_Exercise inputs_
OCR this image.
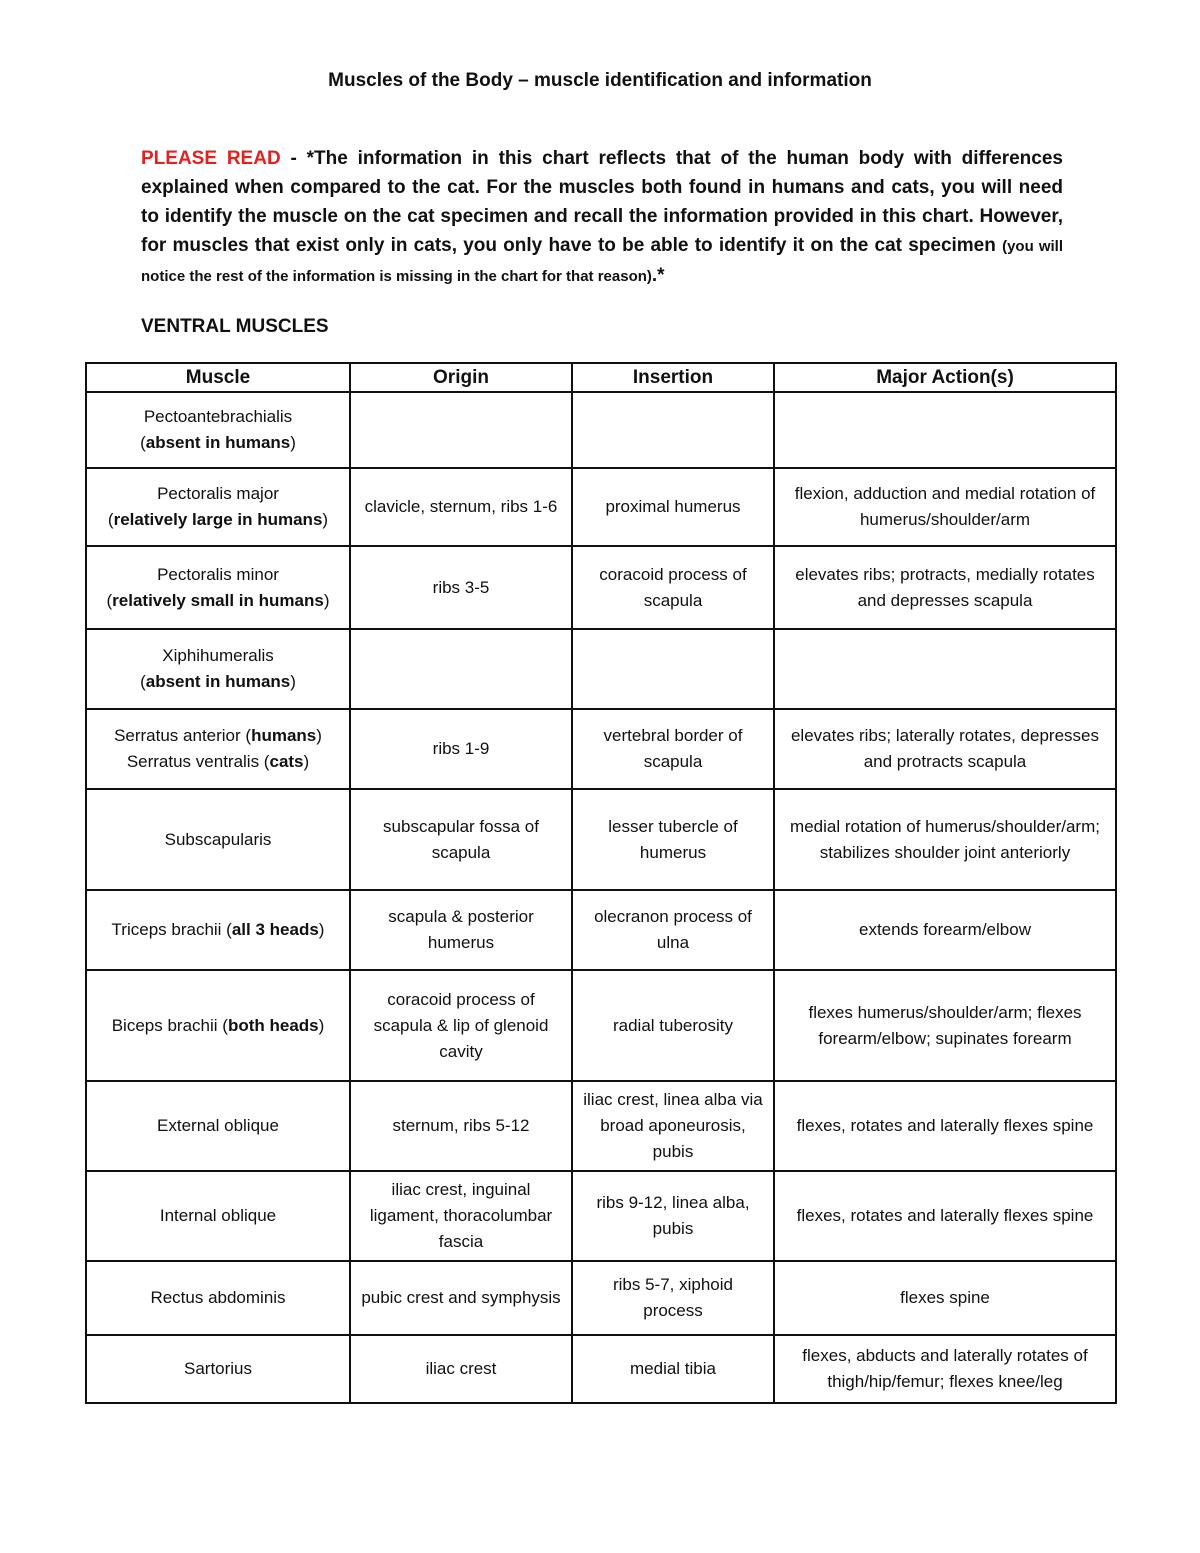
Muscles of the Body – muscle identification and information
PLEASE READ - *The information in this chart reflects that of the human body with differences explained when compared to the cat. For the muscles both found in humans and cats, you will need to identify the muscle on the cat specimen and recall the information provided in this chart. However, for muscles that exist only in cats, you only have to be able to identify it on the cat specimen (you will notice the rest of the information is missing in the chart for that reason).*
VENTRAL MUSCLES
Muscle	Origin	Insertion	Major Action(s)

Pectoantebrachialis
(absent in humans)			

Pectoralis major
(relatively large in humans)	clavicle, sternum, ribs 1-6	proximal humerus	flexion, adduction and medial rotation of humerus/shoulder/arm

Pectoralis minor
(relatively small in humans)	ribs 3-5	coracoid process of scapula	elevates ribs; protracts, medially rotates and depresses scapula

Xiphihumeralis
(absent in humans)			

Serratus anterior (humans)
Serratus ventralis (cats)	ribs 1-9	vertebral border of scapula	elevates ribs; laterally rotates, depresses and protracts scapula
Subscapularis	subscapular fossa of scapula	lesser tubercle of humerus	medial rotation of humerus/shoulder/arm; stabilizes shoulder joint anteriorly
Triceps brachii (all 3 heads)	scapula & posterior humerus	olecranon process of ulna	extends forearm/elbow
Biceps brachii (both heads)	coracoid process of scapula & lip of glenoid cavity	radial tuberosity	flexes humerus/shoulder/arm; flexes forearm/elbow; supinates forearm
External oblique	sternum, ribs 5-12	iliac crest, linea alba via broad aponeurosis, pubis	flexes, rotates and laterally flexes spine
Internal oblique	iliac crest, inguinal ligament, thoracolumbar fascia	ribs 9-12, linea alba, pubis	flexes, rotates and laterally flexes spine
Rectus abdominis	pubic crest and symphysis	ribs 5-7, xiphoid process	flexes spine
Sartorius	iliac crest	medial tibia	flexes, abducts and laterally rotates of thigh/hip/femur; flexes knee/leg
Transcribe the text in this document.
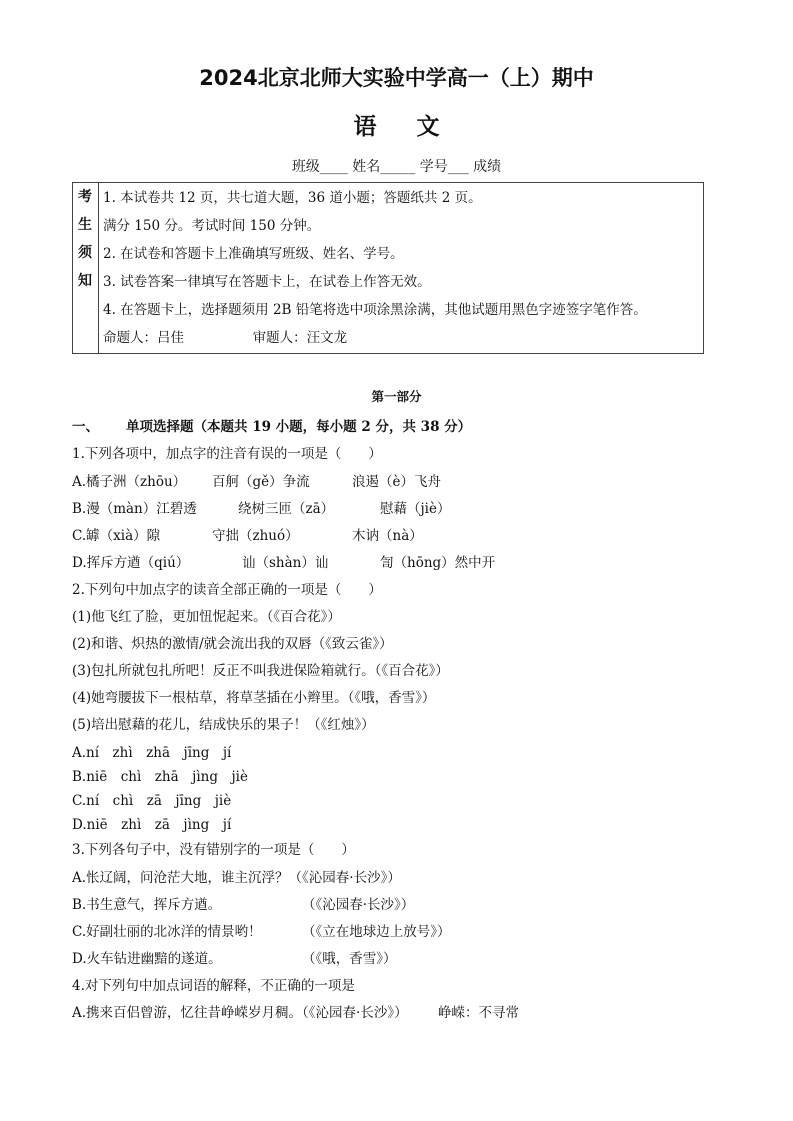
2024北京北师大实验中学高一（上）期中
语文
班级____ 姓名_____ 学号___ 成绩
考
生
须
知
1. 本试卷共 12 页，共七道大题，36 道小题；答题纸共 2 页。
满分 150 分。考试时间 150 分钟。
2. 在试卷和答题卡上准确填写班级、姓名、学号。
3. 试卷答案一律填写在答题卡上，在试卷上作答无效。
4. 在答题卡上，选择题须用 2B 铅笔将选中项涂黑涂满，其他试题用黑色字迹签字笔作答。
命题人：吕佳                审题人：汪文龙
第一部分
一、 单项选择题（本题共 19 小题，每小题 2 分，共 38 分）
1.下列各项中，加点字的注音有误的一项是（　　）
A.橘子洲（zhōu） 百舸（gě）争流	浪遏（è）飞舟
B.漫（màn）江碧透	绕树三匝（zā）	慰藉（jiè）
C.罅（xià）隙	守拙（zhuó）	木讷（nà）
D.挥斥方遒（qiú）	讪（shàn）讪	訇（hōng）然中开
2.下列句中加点字的读音全部正确的一项是（　　）
(1)他飞红了脸，更加忸怩起来。（《百合花》）
(2)和谐、炽热的激情/就会流出我的双唇（《致云雀》）
(3)包扎所就包扎所吧！反正不叫我进保险箱就行。（《百合花》）
(4)她弯腰拔下一根枯草，将草茎插在小辫里。（《哦，香雪》）
(5)培出慰藉的花儿，结成快乐的果子！（《红烛》）
A.ní　zhì　zhā　jīng　jí
B.niē　chì　zhā　jìng　jiè
C.ní　chì　zā　jīng　jiè
D.niē　zhì　zā　jìng　jí
3.下列各句子中，没有错别字的一项是（　　）
A.怅辽阔，问沧茫大地，谁主沉浮？（《沁园春·长沙》）
B.书生意气，挥斥方遒。	（《沁园春·长沙》）
C.好副壮丽的北冰洋的情景哟！	（《立在地球边上放号》）
D.火车钻进幽黯的遂道。	（《哦，香雪》）
4.对下列句中加点词语的解释，不正确的一项是
A.携来百侣曾游，忆往昔峥嵘岁月稠。（《沁园春·长沙》） 峥嵘：不寻常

_Problem requirements_
Reproduce the data above in full, exactly as it is, with the pictures left out.

_Complete output_
OCR this image.
Muscles of the Body – muscle identification and information
PLEASE READ - *The information in this chart reflects that of the human body with differences explained when compared to the cat. For the muscles both found in humans and cats, you will need to identify the muscle on the cat specimen and recall the information provided in this chart. However, for muscles that exist only in cats, you only have to be able to identify it on the cat specimen (you will notice the rest of the information is missing in the chart for that reason).*
VENTRAL MUSCLES
Muscle	Origin	Insertion	Major Action(s)

Pectoantebrachialis
(absent in humans)			

Pectoralis major
(relatively large in humans)	clavicle, sternum, ribs 1-6	proximal humerus	flexion, adduction and medial rotation of humerus/shoulder/arm

Pectoralis minor
(relatively small in humans)	ribs 3-5	coracoid process of scapula	elevates ribs; protracts, medially rotates and depresses scapula

Xiphihumeralis
(absent in humans)			

Serratus anterior (humans)
Serratus ventralis (cats)	ribs 1-9	vertebral border of scapula	elevates ribs; laterally rotates, depresses and protracts scapula
Subscapularis	subscapular fossa of scapula	lesser tubercle of humerus	medial rotation of humerus/shoulder/arm; stabilizes shoulder joint anteriorly
Triceps brachii (all 3 heads)	scapula & posterior humerus	olecranon process of ulna	extends forearm/elbow
Biceps brachii (both heads)	coracoid process of scapula & lip of glenoid cavity	radial tuberosity	flexes humerus/shoulder/arm; flexes forearm/elbow; supinates forearm
External oblique	sternum, ribs 5-12	iliac crest, linea alba via broad aponeurosis, pubis	flexes, rotates and laterally flexes spine
Internal oblique	iliac crest, inguinal ligament, thoracolumbar fascia	ribs 9-12, linea alba, pubis	flexes, rotates and laterally flexes spine
Rectus abdominis	pubic crest and symphysis	ribs 5-7, xiphoid process	flexes spine
Sartorius	iliac crest	medial tibia	flexes, abducts and laterally rotates of thigh/hip/femur; flexes knee/leg
Transcribe the text in this document.
2024北京北师大实验中学高一（上）期中
语文
班级____ 姓名_____ 学号___ 成绩
考
生
须
知
1. 本试卷共 12 页，共七道大题，36 道小题；答题纸共 2 页。
满分 150 分。考试时间 150 分钟。
2. 在试卷和答题卡上准确填写班级、姓名、学号。
3. 试卷答案一律填写在答题卡上，在试卷上作答无效。
4. 在答题卡上，选择题须用 2B 铅笔将选中项涂黑涂满，其他试题用黑色字迹签字笔作答。
命题人：吕佳                审题人：汪文龙
第一部分
一、 单项选择题（本题共 19 小题，每小题 2 分，共 38 分）
1.下列各项中，加点字的注音有误的一项是（　　）
A.橘子洲（zhōu） 百舸（gě）争流	浪遏（è）飞舟
B.漫（màn）江碧透	绕树三匝（zā）	慰藉（jiè）
C.罅（xià）隙	守拙（zhuó）	木讷（nà）
D.挥斥方遒（qiú）	讪（shàn）讪	訇（hōng）然中开
2.下列句中加点字的读音全部正确的一项是（　　）
(1)他飞红了脸，更加忸怩起来。（《百合花》）
(2)和谐、炽热的激情/就会流出我的双唇（《致云雀》）
(3)包扎所就包扎所吧！反正不叫我进保险箱就行。（《百合花》）
(4)她弯腰拔下一根枯草，将草茎插在小辫里。（《哦，香雪》）
(5)培出慰藉的花儿，结成快乐的果子！（《红烛》）
A.ní　zhì　zhā　jīng　jí
B.niē　chì　zhā　jìng　jiè
C.ní　chì　zā　jīng　jiè
D.niē　zhì　zā　jìng　jí
3.下列各句子中，没有错别字的一项是（　　）
A.怅辽阔，问沧茫大地，谁主沉浮？（《沁园春·长沙》）
B.书生意气，挥斥方遒。	（《沁园春·长沙》）
C.好副壮丽的北冰洋的情景哟！	（《立在地球边上放号》）
D.火车钻进幽黯的遂道。	（《哦，香雪》）
4.对下列句中加点词语的解释，不正确的一项是
A.携来百侣曾游，忆往昔峥嵘岁月稠。（《沁园春·长沙》） 峥嵘：不寻常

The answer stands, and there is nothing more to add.